→ Data listing:
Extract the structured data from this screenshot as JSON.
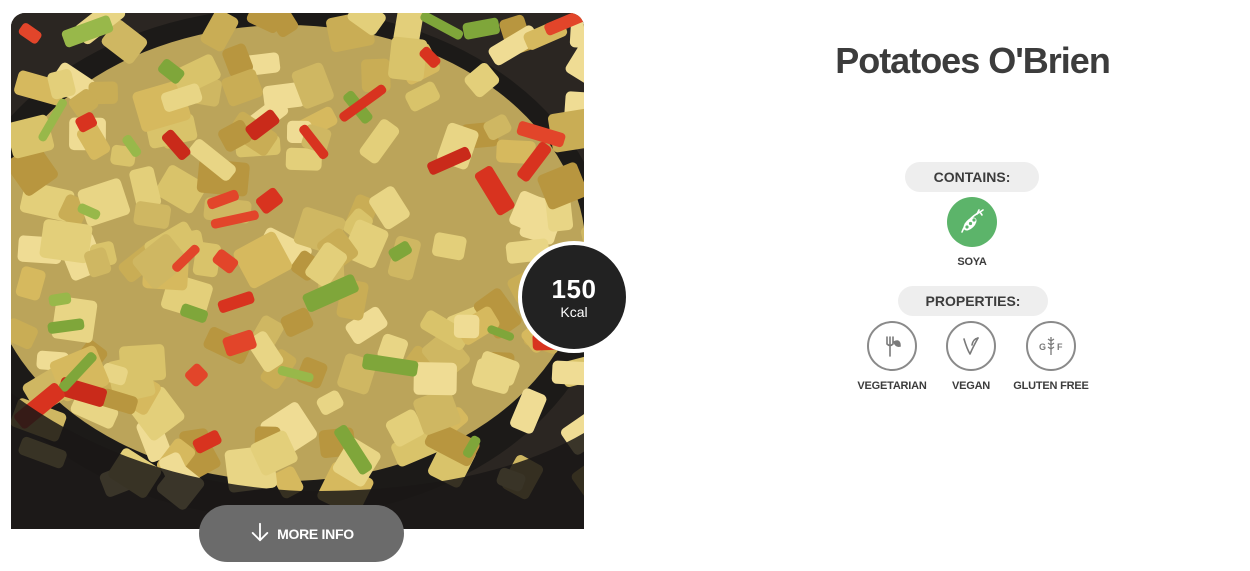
{
  "recipe": {
    "title": "Potatoes O'Brien",
    "calories": "150",
    "calories_unit": "Kcal",
    "more_info_label": "MORE INFO"
  },
  "contains": {
    "label": "CONTAINS:",
    "items": [
      {
        "label": "SOYA",
        "icon": "soy-bean-icon",
        "color": "#5cb46a"
      }
    ]
  },
  "properties": {
    "label": "PROPERTIES:",
    "items": [
      {
        "label": "VEGETARIAN",
        "icon": "fork-leaf-icon"
      },
      {
        "label": "VEGAN",
        "icon": "leaf-icon"
      },
      {
        "label": "GLUTEN FREE",
        "icon": "gluten-free-icon",
        "icon_text_left": "G",
        "icon_text_right": "F"
      }
    ]
  }
}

→ To do: Extract the full listing exactly, with the pictures left out.

→ Task output:
Extract the structured data from this screenshot as JSON.
{
  "recipe": {
    "title": "Potatoes O'Brien",
    "calories": "150",
    "calories_unit": "Kcal",
    "more_info_label": "MORE INFO"
  },
  "contains": {
    "label": "CONTAINS:",
    "items": [
      {
        "label": "SOYA",
        "icon": "soy-bean-icon",
        "color": "#5cb46a"
      }
    ]
  },
  "properties": {
    "label": "PROPERTIES:",
    "items": [
      {
        "label": "VEGETARIAN",
        "icon": "fork-leaf-icon"
      },
      {
        "label": "VEGAN",
        "icon": "leaf-icon"
      },
      {
        "label": "GLUTEN FREE",
        "icon": "gluten-free-icon",
        "icon_text_left": "G",
        "icon_text_right": "F"
      }
    ]
  }
}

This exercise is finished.